** Records for the task **

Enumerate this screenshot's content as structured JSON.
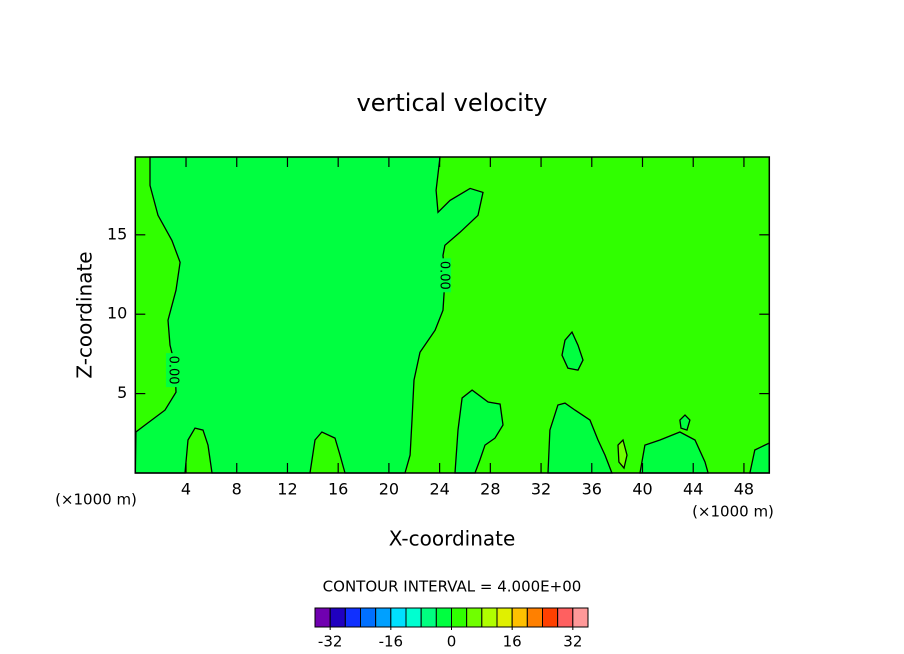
{
  "chart_data": {
    "type": "contour",
    "title": "vertical velocity",
    "x_label": "X-coordinate",
    "y_label": "Z-coordinate",
    "x_units": "(×1000 m)",
    "annotation": "CONTOUR INTERVAL = 4.000E+00",
    "xlim": [
      0,
      50
    ],
    "ylim": [
      0,
      19.9
    ],
    "xticks": [
      4,
      8,
      12,
      16,
      20,
      24,
      28,
      32,
      36,
      40,
      44,
      48
    ],
    "yticks": [
      5,
      10,
      15
    ],
    "background_bin": 9,
    "regions": [
      {
        "bin": 8,
        "x": [
          1.16,
          1.16,
          1.79,
          2.89,
          3.53,
          3.21,
          2.58,
          2.74,
          3.13,
          3.21,
          2.34,
          0.77,
          0.05,
          0,
          3.92,
          4.16,
          4.71,
          5.34,
          5.73,
          6.05,
          13.78,
          14.17,
          14.72,
          15.75,
          16.14,
          16.54,
          21.27,
          21.67,
          21.82,
          21.98,
          22.45,
          23.64,
          24.27,
          24.42,
          24.27,
          24.42,
          25.61,
          27.03,
          27.42,
          26.4,
          24.82,
          23.87,
          23.72,
          24.03
        ],
        "y": [
          19.9,
          18.11,
          16.23,
          14.65,
          13.27,
          11.51,
          9.62,
          8.05,
          6.79,
          5.09,
          3.96,
          3.02,
          2.58,
          0,
          0,
          2.08,
          2.83,
          2.7,
          1.76,
          0,
          0,
          2.08,
          2.58,
          2.2,
          1.13,
          0,
          0,
          1.13,
          3.33,
          5.85,
          7.61,
          8.99,
          10.25,
          12.14,
          13.71,
          14.34,
          15.16,
          16.23,
          17.67,
          17.92,
          17.17,
          16.42,
          17.8,
          19.9
        ]
      },
      {
        "bin": 8,
        "x": [
          33.89,
          34.44,
          34.91,
          35.31,
          34.91,
          34.12,
          33.65
        ],
        "y": [
          8.36,
          8.87,
          8.05,
          7.11,
          6.48,
          6.6,
          7.42
        ]
      },
      {
        "bin": 8,
        "x": [
          25.21,
          25.45,
          25.77,
          26.56,
          27.82,
          28.77,
          29.0,
          28.37,
          27.58,
          27.18,
          26.79
        ],
        "y": [
          0,
          2.7,
          4.72,
          5.22,
          4.47,
          4.34,
          3.02,
          2.2,
          1.76,
          0.82,
          0
        ]
      },
      {
        "bin": 8,
        "x": [
          32.55,
          32.7,
          33.33,
          33.89,
          34.68,
          35.86,
          36.49,
          37.04,
          37.59
        ],
        "y": [
          0,
          2.7,
          4.28,
          4.4,
          3.96,
          3.33,
          2.08,
          1.13,
          0
        ]
      },
      {
        "bin": 8,
        "x": [
          39.8,
          40.19,
          41.38,
          42.95,
          44.14,
          44.93,
          45.17
        ],
        "y": [
          0,
          1.76,
          2.08,
          2.58,
          2.08,
          0.69,
          0
        ]
      },
      {
        "bin": 8,
        "x": [
          42.95,
          43.35,
          43.74,
          43.51,
          43.04
        ],
        "y": [
          3.33,
          3.65,
          3.33,
          2.7,
          2.83
        ]
      },
      {
        "bin": 8,
        "x": [
          48.47,
          48.86,
          50,
          50
        ],
        "y": [
          0,
          1.45,
          1.89,
          0
        ]
      },
      {
        "bin": 10,
        "x": [
          38.07,
          38.46,
          38.78,
          38.54,
          38.14
        ],
        "y": [
          1.76,
          2.08,
          1.13,
          0.31,
          0.69
        ]
      }
    ],
    "contour_labels": [
      {
        "text": "0.00",
        "x": 2.97,
        "y": 6.48
      },
      {
        "text": "0.00",
        "x": 24.35,
        "y": 12.45
      }
    ],
    "colorbar": {
      "bounds": [
        -36,
        -32,
        -28,
        -24,
        -20,
        -16,
        -12,
        -8,
        -4,
        0,
        4,
        8,
        12,
        16,
        20,
        24,
        28,
        32,
        36
      ],
      "colors": [
        "#7000b0",
        "#2000c0",
        "#1030ff",
        "#0070ff",
        "#00a0ff",
        "#00e0ff",
        "#00ffd0",
        "#00ff80",
        "#00ff40",
        "#30ff00",
        "#70ff00",
        "#b0ff00",
        "#e0f000",
        "#ffc000",
        "#ff8000",
        "#ff4000",
        "#ff6060",
        "#ff9999"
      ],
      "ticks": [
        -32,
        -16,
        0,
        16,
        32
      ]
    }
  }
}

** Work to be completed **
Exact duplication of all the records is required; pictures are omitted from the copy.

** Problem solution **
Enumerate this screenshot's content as structured JSON.
{
  "chart_data": {
    "type": "contour",
    "title": "vertical velocity",
    "x_label": "X-coordinate",
    "y_label": "Z-coordinate",
    "x_units": "(×1000 m)",
    "annotation": "CONTOUR INTERVAL = 4.000E+00",
    "xlim": [
      0,
      50
    ],
    "ylim": [
      0,
      19.9
    ],
    "xticks": [
      4,
      8,
      12,
      16,
      20,
      24,
      28,
      32,
      36,
      40,
      44,
      48
    ],
    "yticks": [
      5,
      10,
      15
    ],
    "background_bin": 9,
    "regions": [
      {
        "bin": 8,
        "x": [
          1.16,
          1.16,
          1.79,
          2.89,
          3.53,
          3.21,
          2.58,
          2.74,
          3.13,
          3.21,
          2.34,
          0.77,
          0.05,
          0,
          3.92,
          4.16,
          4.71,
          5.34,
          5.73,
          6.05,
          13.78,
          14.17,
          14.72,
          15.75,
          16.14,
          16.54,
          21.27,
          21.67,
          21.82,
          21.98,
          22.45,
          23.64,
          24.27,
          24.42,
          24.27,
          24.42,
          25.61,
          27.03,
          27.42,
          26.4,
          24.82,
          23.87,
          23.72,
          24.03
        ],
        "y": [
          19.9,
          18.11,
          16.23,
          14.65,
          13.27,
          11.51,
          9.62,
          8.05,
          6.79,
          5.09,
          3.96,
          3.02,
          2.58,
          0,
          0,
          2.08,
          2.83,
          2.7,
          1.76,
          0,
          0,
          2.08,
          2.58,
          2.2,
          1.13,
          0,
          0,
          1.13,
          3.33,
          5.85,
          7.61,
          8.99,
          10.25,
          12.14,
          13.71,
          14.34,
          15.16,
          16.23,
          17.67,
          17.92,
          17.17,
          16.42,
          17.8,
          19.9
        ]
      },
      {
        "bin": 8,
        "x": [
          33.89,
          34.44,
          34.91,
          35.31,
          34.91,
          34.12,
          33.65
        ],
        "y": [
          8.36,
          8.87,
          8.05,
          7.11,
          6.48,
          6.6,
          7.42
        ]
      },
      {
        "bin": 8,
        "x": [
          25.21,
          25.45,
          25.77,
          26.56,
          27.82,
          28.77,
          29.0,
          28.37,
          27.58,
          27.18,
          26.79
        ],
        "y": [
          0,
          2.7,
          4.72,
          5.22,
          4.47,
          4.34,
          3.02,
          2.2,
          1.76,
          0.82,
          0
        ]
      },
      {
        "bin": 8,
        "x": [
          32.55,
          32.7,
          33.33,
          33.89,
          34.68,
          35.86,
          36.49,
          37.04,
          37.59
        ],
        "y": [
          0,
          2.7,
          4.28,
          4.4,
          3.96,
          3.33,
          2.08,
          1.13,
          0
        ]
      },
      {
        "bin": 8,
        "x": [
          39.8,
          40.19,
          41.38,
          42.95,
          44.14,
          44.93,
          45.17
        ],
        "y": [
          0,
          1.76,
          2.08,
          2.58,
          2.08,
          0.69,
          0
        ]
      },
      {
        "bin": 8,
        "x": [
          42.95,
          43.35,
          43.74,
          43.51,
          43.04
        ],
        "y": [
          3.33,
          3.65,
          3.33,
          2.7,
          2.83
        ]
      },
      {
        "bin": 8,
        "x": [
          48.47,
          48.86,
          50,
          50
        ],
        "y": [
          0,
          1.45,
          1.89,
          0
        ]
      },
      {
        "bin": 10,
        "x": [
          38.07,
          38.46,
          38.78,
          38.54,
          38.14
        ],
        "y": [
          1.76,
          2.08,
          1.13,
          0.31,
          0.69
        ]
      }
    ],
    "contour_labels": [
      {
        "text": "0.00",
        "x": 2.97,
        "y": 6.48
      },
      {
        "text": "0.00",
        "x": 24.35,
        "y": 12.45
      }
    ],
    "colorbar": {
      "bounds": [
        -36,
        -32,
        -28,
        -24,
        -20,
        -16,
        -12,
        -8,
        -4,
        0,
        4,
        8,
        12,
        16,
        20,
        24,
        28,
        32,
        36
      ],
      "colors": [
        "#7000b0",
        "#2000c0",
        "#1030ff",
        "#0070ff",
        "#00a0ff",
        "#00e0ff",
        "#00ffd0",
        "#00ff80",
        "#00ff40",
        "#30ff00",
        "#70ff00",
        "#b0ff00",
        "#e0f000",
        "#ffc000",
        "#ff8000",
        "#ff4000",
        "#ff6060",
        "#ff9999"
      ],
      "ticks": [
        -32,
        -16,
        0,
        16,
        32
      ]
    }
  }
}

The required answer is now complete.